# REQUEST
Repeat the records below exactly.

# Collected data entries

§

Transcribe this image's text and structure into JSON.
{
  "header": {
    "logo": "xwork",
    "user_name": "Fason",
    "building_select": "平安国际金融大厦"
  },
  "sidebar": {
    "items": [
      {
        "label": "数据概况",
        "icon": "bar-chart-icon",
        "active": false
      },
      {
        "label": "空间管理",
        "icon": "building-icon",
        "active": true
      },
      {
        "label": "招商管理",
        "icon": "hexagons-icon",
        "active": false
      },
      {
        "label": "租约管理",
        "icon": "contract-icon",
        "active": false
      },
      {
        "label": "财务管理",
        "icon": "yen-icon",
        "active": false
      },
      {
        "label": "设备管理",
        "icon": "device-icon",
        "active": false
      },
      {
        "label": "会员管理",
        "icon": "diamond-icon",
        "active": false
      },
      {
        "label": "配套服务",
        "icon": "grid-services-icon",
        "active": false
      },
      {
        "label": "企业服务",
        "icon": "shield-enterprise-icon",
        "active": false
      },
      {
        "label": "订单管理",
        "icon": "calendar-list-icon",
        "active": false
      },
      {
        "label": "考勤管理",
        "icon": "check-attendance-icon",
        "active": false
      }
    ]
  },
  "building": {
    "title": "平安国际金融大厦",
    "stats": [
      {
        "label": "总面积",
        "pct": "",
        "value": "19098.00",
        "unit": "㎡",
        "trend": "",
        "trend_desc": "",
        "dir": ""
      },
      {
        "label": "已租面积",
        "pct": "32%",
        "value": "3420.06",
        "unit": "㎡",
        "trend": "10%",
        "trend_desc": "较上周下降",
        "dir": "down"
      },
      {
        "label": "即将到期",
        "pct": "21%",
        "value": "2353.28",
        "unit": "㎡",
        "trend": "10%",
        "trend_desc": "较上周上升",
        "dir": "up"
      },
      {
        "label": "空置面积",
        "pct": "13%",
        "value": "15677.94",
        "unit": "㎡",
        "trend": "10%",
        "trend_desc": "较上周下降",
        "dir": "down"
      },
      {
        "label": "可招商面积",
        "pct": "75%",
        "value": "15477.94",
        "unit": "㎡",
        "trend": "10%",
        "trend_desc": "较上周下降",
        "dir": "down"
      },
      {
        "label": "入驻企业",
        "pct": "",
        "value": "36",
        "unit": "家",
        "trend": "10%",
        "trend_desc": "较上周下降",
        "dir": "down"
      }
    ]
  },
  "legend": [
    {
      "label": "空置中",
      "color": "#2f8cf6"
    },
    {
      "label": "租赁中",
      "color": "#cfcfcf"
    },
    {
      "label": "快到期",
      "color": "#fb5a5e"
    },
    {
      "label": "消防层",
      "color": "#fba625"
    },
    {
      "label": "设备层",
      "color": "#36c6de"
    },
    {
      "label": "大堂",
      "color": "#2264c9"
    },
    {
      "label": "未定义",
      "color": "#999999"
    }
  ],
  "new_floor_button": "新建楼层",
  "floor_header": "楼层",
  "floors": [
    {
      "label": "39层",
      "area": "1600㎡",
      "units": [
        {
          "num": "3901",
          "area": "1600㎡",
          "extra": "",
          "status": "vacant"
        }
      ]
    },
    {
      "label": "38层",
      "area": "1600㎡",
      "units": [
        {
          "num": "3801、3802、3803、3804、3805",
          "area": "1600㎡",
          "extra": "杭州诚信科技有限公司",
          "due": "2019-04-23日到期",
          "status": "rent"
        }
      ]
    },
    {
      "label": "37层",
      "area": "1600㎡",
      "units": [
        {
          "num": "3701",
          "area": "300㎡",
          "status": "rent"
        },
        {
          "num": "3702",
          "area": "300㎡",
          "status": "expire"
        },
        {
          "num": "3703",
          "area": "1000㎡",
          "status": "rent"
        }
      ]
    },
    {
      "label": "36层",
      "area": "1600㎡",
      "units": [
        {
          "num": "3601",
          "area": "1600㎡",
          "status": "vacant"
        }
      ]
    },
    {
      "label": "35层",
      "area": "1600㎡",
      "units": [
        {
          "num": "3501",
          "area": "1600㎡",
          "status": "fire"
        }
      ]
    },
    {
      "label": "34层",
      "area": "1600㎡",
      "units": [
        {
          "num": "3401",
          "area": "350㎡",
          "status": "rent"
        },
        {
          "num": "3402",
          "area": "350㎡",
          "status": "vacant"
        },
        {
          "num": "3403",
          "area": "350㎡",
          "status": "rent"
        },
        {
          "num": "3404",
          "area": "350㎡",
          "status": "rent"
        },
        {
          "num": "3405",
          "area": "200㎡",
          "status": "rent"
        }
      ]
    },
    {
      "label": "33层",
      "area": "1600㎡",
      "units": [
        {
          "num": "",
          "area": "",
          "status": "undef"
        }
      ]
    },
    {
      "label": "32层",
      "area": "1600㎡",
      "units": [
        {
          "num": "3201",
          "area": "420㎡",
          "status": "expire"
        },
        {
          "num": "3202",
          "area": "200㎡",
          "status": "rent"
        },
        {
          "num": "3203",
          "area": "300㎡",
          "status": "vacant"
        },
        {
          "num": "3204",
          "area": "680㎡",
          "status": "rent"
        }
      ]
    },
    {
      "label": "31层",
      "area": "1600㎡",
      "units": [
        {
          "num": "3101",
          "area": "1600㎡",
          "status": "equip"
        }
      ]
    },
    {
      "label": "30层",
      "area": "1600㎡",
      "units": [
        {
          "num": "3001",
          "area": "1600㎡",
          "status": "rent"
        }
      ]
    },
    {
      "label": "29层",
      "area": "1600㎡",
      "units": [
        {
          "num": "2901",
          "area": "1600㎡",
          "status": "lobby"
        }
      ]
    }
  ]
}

§

# EXPECTED ANSWER
Transcribe this image's text and structure into JSON.
{
  "header": {
    "logo": "xwork",
    "user_name": "Fason",
    "building_select": "平安国际金融大厦"
  },
  "sidebar": {
    "items": [
      {
        "label": "数据概况",
        "icon": "bar-chart-icon",
        "active": false
      },
      {
        "label": "空间管理",
        "icon": "building-icon",
        "active": true
      },
      {
        "label": "招商管理",
        "icon": "hexagons-icon",
        "active": false
      },
      {
        "label": "租约管理",
        "icon": "contract-icon",
        "active": false
      },
      {
        "label": "财务管理",
        "icon": "yen-icon",
        "active": false
      },
      {
        "label": "设备管理",
        "icon": "device-icon",
        "active": false
      },
      {
        "label": "会员管理",
        "icon": "diamond-icon",
        "active": false
      },
      {
        "label": "配套服务",
        "icon": "grid-services-icon",
        "active": false
      },
      {
        "label": "企业服务",
        "icon": "shield-enterprise-icon",
        "active": false
      },
      {
        "label": "订单管理",
        "icon": "calendar-list-icon",
        "active": false
      },
      {
        "label": "考勤管理",
        "icon": "check-attendance-icon",
        "active": false
      }
    ]
  },
  "building": {
    "title": "平安国际金融大厦",
    "stats": [
      {
        "label": "总面积",
        "pct": "",
        "value": "19098.00",
        "unit": "㎡",
        "trend": "",
        "trend_desc": "",
        "dir": ""
      },
      {
        "label": "已租面积",
        "pct": "32%",
        "value": "3420.06",
        "unit": "㎡",
        "trend": "10%",
        "trend_desc": "较上周下降",
        "dir": "down"
      },
      {
        "label": "即将到期",
        "pct": "21%",
        "value": "2353.28",
        "unit": "㎡",
        "trend": "10%",
        "trend_desc": "较上周上升",
        "dir": "up"
      },
      {
        "label": "空置面积",
        "pct": "13%",
        "value": "15677.94",
        "unit": "㎡",
        "trend": "10%",
        "trend_desc": "较上周下降",
        "dir": "down"
      },
      {
        "label": "可招商面积",
        "pct": "75%",
        "value": "15477.94",
        "unit": "㎡",
        "trend": "10%",
        "trend_desc": "较上周下降",
        "dir": "down"
      },
      {
        "label": "入驻企业",
        "pct": "",
        "value": "36",
        "unit": "家",
        "trend": "10%",
        "trend_desc": "较上周下降",
        "dir": "down"
      }
    ]
  },
  "legend": [
    {
      "label": "空置中",
      "color": "#2f8cf6"
    },
    {
      "label": "租赁中",
      "color": "#cfcfcf"
    },
    {
      "label": "快到期",
      "color": "#fb5a5e"
    },
    {
      "label": "消防层",
      "color": "#fba625"
    },
    {
      "label": "设备层",
      "color": "#36c6de"
    },
    {
      "label": "大堂",
      "color": "#2264c9"
    },
    {
      "label": "未定义",
      "color": "#999999"
    }
  ],
  "new_floor_button": "新建楼层",
  "floor_header": "楼层",
  "floors": [
    {
      "label": "39层",
      "area": "1600㎡",
      "units": [
        {
          "num": "3901",
          "area": "1600㎡",
          "extra": "",
          "status": "vacant"
        }
      ]
    },
    {
      "label": "38层",
      "area": "1600㎡",
      "units": [
        {
          "num": "3801、3802、3803、3804、3805",
          "area": "1600㎡",
          "extra": "杭州诚信科技有限公司",
          "due": "2019-04-23日到期",
          "status": "rent"
        }
      ]
    },
    {
      "label": "37层",
      "area": "1600㎡",
      "units": [
        {
          "num": "3701",
          "area": "300㎡",
          "status": "rent"
        },
        {
          "num": "3702",
          "area": "300㎡",
          "status": "expire"
        },
        {
          "num": "3703",
          "area": "1000㎡",
          "status": "rent"
        }
      ]
    },
    {
      "label": "36层",
      "area": "1600㎡",
      "units": [
        {
          "num": "3601",
          "area": "1600㎡",
          "status": "vacant"
        }
      ]
    },
    {
      "label": "35层",
      "area": "1600㎡",
      "units": [
        {
          "num": "3501",
          "area": "1600㎡",
          "status": "fire"
        }
      ]
    },
    {
      "label": "34层",
      "area": "1600㎡",
      "units": [
        {
          "num": "3401",
          "area": "350㎡",
          "status": "rent"
        },
        {
          "num": "3402",
          "area": "350㎡",
          "status": "vacant"
        },
        {
          "num": "3403",
          "area": "350㎡",
          "status": "rent"
        },
        {
          "num": "3404",
          "area": "350㎡",
          "status": "rent"
        },
        {
          "num": "3405",
          "area": "200㎡",
          "status": "rent"
        }
      ]
    },
    {
      "label": "33层",
      "area": "1600㎡",
      "units": [
        {
          "num": "",
          "area": "",
          "status": "undef"
        }
      ]
    },
    {
      "label": "32层",
      "area": "1600㎡",
      "units": [
        {
          "num": "3201",
          "area": "420㎡",
          "status": "expire"
        },
        {
          "num": "3202",
          "area": "200㎡",
          "status": "rent"
        },
        {
          "num": "3203",
          "area": "300㎡",
          "status": "vacant"
        },
        {
          "num": "3204",
          "area": "680㎡",
          "status": "rent"
        }
      ]
    },
    {
      "label": "31层",
      "area": "1600㎡",
      "units": [
        {
          "num": "3101",
          "area": "1600㎡",
          "status": "equip"
        }
      ]
    },
    {
      "label": "30层",
      "area": "1600㎡",
      "units": [
        {
          "num": "3001",
          "area": "1600㎡",
          "status": "rent"
        }
      ]
    },
    {
      "label": "29层",
      "area": "1600㎡",
      "units": [
        {
          "num": "2901",
          "area": "1600㎡",
          "status": "lobby"
        }
      ]
    }
  ]
}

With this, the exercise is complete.